■ WORK INSTRUCTIONS
Reproduce each line that includes the word "первые".

■ DATA FOR PROCESSING
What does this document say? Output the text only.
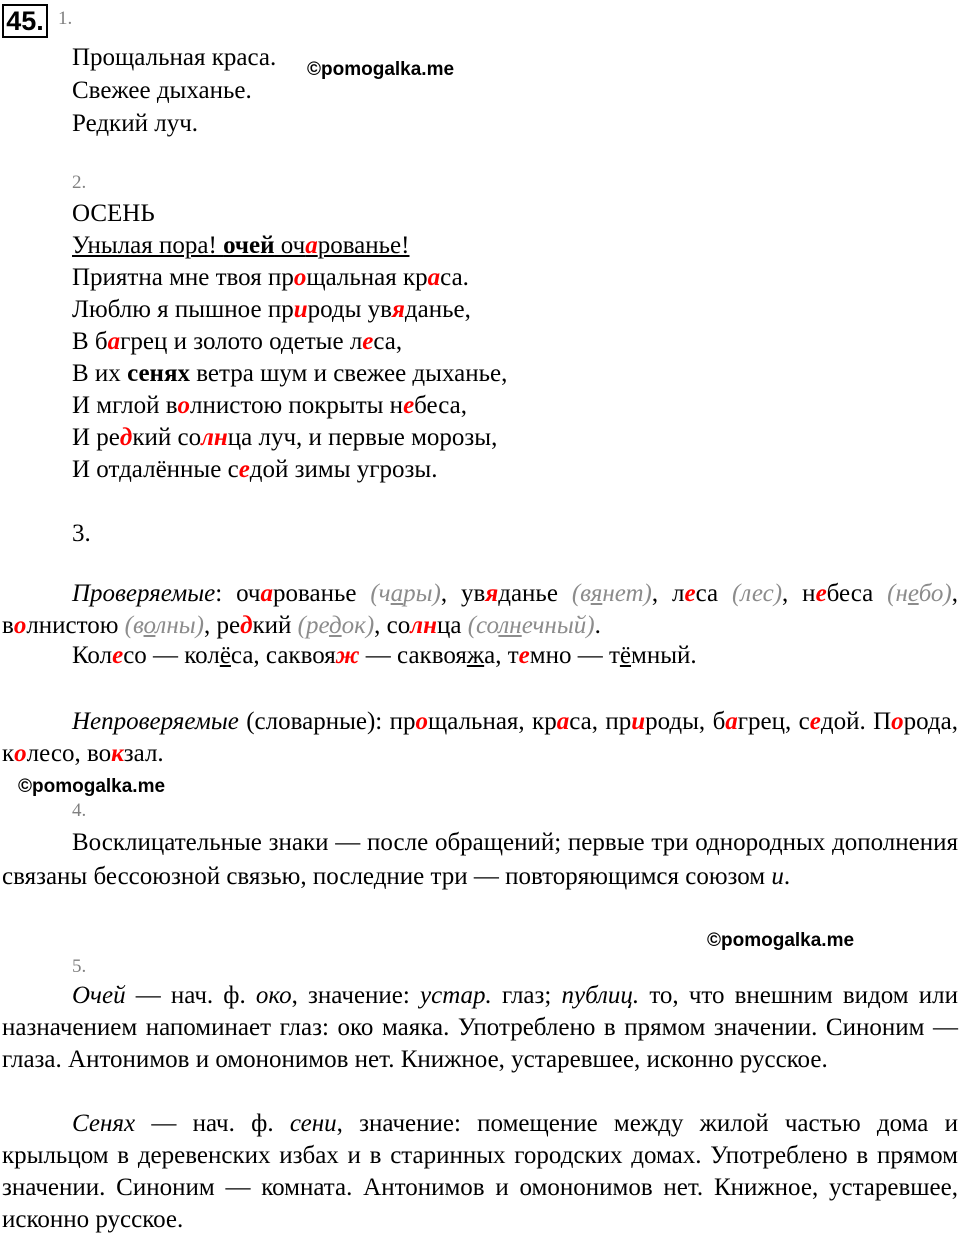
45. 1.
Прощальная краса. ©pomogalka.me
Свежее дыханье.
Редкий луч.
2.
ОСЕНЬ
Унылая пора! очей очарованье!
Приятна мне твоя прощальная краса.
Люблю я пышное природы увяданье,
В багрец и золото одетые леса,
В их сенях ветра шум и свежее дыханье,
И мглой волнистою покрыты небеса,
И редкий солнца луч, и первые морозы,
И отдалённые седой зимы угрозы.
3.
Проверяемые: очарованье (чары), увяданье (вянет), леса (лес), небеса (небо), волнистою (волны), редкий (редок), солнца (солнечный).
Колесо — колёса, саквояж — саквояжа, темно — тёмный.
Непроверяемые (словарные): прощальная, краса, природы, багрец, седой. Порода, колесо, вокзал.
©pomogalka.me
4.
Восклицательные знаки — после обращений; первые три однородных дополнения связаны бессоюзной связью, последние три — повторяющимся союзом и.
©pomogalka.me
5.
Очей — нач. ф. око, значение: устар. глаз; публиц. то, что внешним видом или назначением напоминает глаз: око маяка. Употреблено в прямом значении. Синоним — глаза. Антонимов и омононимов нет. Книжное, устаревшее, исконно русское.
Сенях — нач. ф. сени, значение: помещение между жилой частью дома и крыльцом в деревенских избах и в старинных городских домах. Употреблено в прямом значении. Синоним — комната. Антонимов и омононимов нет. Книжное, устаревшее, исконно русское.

---

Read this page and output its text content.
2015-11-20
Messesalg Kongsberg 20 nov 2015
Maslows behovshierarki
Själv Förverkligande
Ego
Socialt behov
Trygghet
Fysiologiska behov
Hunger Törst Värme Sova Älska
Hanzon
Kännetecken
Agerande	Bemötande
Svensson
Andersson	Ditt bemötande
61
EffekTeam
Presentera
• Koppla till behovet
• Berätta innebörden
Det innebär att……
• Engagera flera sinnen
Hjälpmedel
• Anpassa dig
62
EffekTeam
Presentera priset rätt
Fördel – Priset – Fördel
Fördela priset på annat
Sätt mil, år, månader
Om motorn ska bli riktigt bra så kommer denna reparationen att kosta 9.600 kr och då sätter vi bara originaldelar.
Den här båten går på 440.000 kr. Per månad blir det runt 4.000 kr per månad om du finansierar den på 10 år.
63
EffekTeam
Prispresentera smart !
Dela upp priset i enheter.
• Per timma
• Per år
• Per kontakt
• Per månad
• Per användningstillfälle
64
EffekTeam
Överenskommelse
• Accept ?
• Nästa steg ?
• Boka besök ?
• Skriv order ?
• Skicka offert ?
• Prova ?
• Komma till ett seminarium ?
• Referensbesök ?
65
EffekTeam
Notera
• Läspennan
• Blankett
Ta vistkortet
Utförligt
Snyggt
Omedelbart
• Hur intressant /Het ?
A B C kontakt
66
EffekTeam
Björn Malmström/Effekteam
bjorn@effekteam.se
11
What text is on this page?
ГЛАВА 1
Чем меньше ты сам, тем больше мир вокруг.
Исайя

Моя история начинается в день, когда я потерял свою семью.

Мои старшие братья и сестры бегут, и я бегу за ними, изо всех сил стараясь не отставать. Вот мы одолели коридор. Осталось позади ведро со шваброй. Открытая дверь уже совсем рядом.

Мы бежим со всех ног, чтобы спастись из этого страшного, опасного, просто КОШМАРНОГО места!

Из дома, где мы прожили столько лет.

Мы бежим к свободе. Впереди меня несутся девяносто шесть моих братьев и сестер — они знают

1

■ ANSWER FOR THE TASK
И редкий солнца луч, и первые морозы,
Восклицательные знаки — после обращений; первые три однородных дополнения связаны бессоюзной связью, последние три — повторяющимся союзом и.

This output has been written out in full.